#### [Challenge]
Gather each line in the entries that includes the string "Café".

Extracted data entries:
▬▬▬▬▬▬
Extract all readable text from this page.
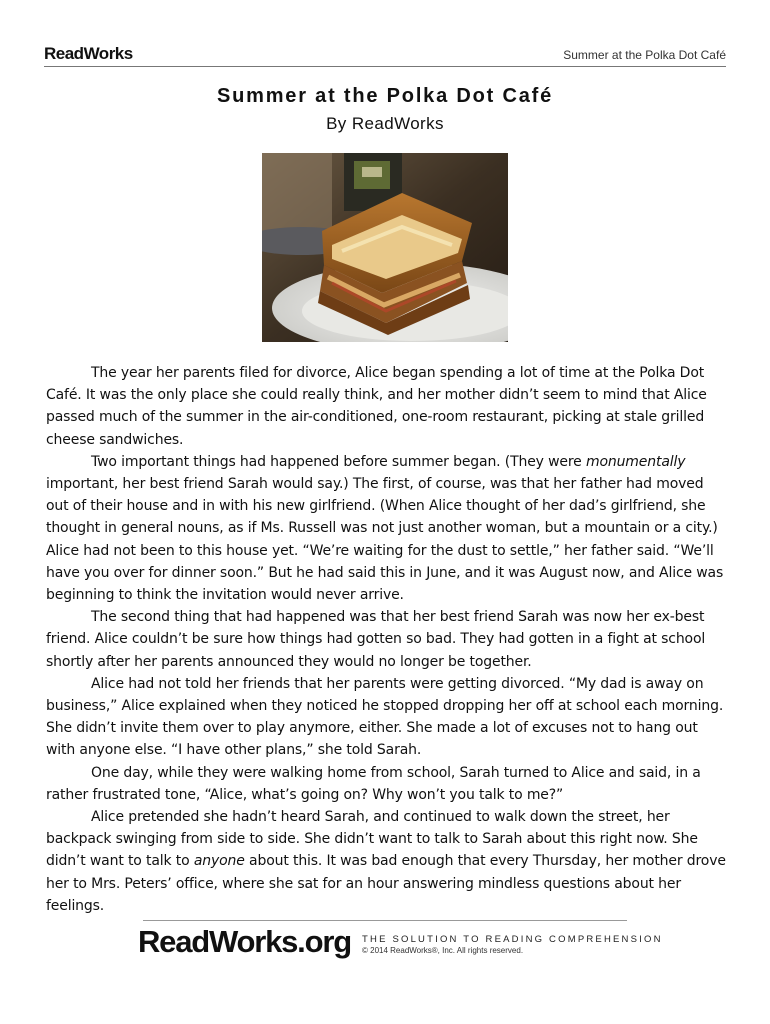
ReadWorks	Summer at the Polka Dot Café
Summer at the Polka Dot Café
By ReadWorks

The year her parents filed for divorce, Alice began spending a lot of time at the Polka Dot Café. It was the only place she could really think, and her mother didn’t seem to mind that Alice passed much of the summer in the air-conditioned, one-room restaurant, picking at stale grilled cheese sandwiches.

Two important things had happened before summer began. (They were monumentally important, her best friend Sarah would say.) The first, of course, was that her father had moved out of their house and in with his new girlfriend. (When Alice thought of her dad’s girlfriend, she thought in general nouns, as if Ms. Russell was not just another woman, but a mountain or a city.) Alice had not been to this house yet. “We’re waiting for the dust to settle,” her father said. “We’ll have you over for dinner soon.” But he had said this in June, and it was August now, and Alice was beginning to think the invitation would never arrive.

The second thing that had happened was that her best friend Sarah was now her ex-best friend. Alice couldn’t be sure how things had gotten so bad. They had gotten in a fight at school shortly after her parents announced they would no longer be together.

Alice had not told her friends that her parents were getting divorced. “My dad is away on business,” Alice explained when they noticed he stopped dropping her off at school each morning. She didn’t invite them over to play anymore, either. She made a lot of excuses not to hang out with anyone else. “I have other plans,” she told Sarah.

One day, while they were walking home from school, Sarah turned to Alice and said, in a rather frustrated tone, “Alice, what’s going on? Why won’t you talk to me?”

Alice pretended she hadn’t heard Sarah, and continued to walk down the street, her backpack swinging from side to side. She didn’t want to talk to Sarah about this right now. She didn’t want to talk to anyone about this. It was bad enough that every Thursday, her mother drove her to Mrs. Peters’ office, where she sat for an hour answering mindless questions about her feelings.

ReadWorks.org THE SOLUTION TO READING COMPREHENSION
© 2014 ReadWorks®, Inc. All rights reserved.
▬▬▬▬▬▬
#### [Solved problem]
ReadWorks	Summer at the Polka Dot Café
Summer at the Polka Dot Café
The year her parents filed for divorce, Alice began spending a lot of time at the Polka Dot Café. It was the only place she could really think, and her mother didn’t seem to mind that Alice passed much of the summer in the air-conditioned, one-room restaurant, picking at stale grilled cheese sandwiches.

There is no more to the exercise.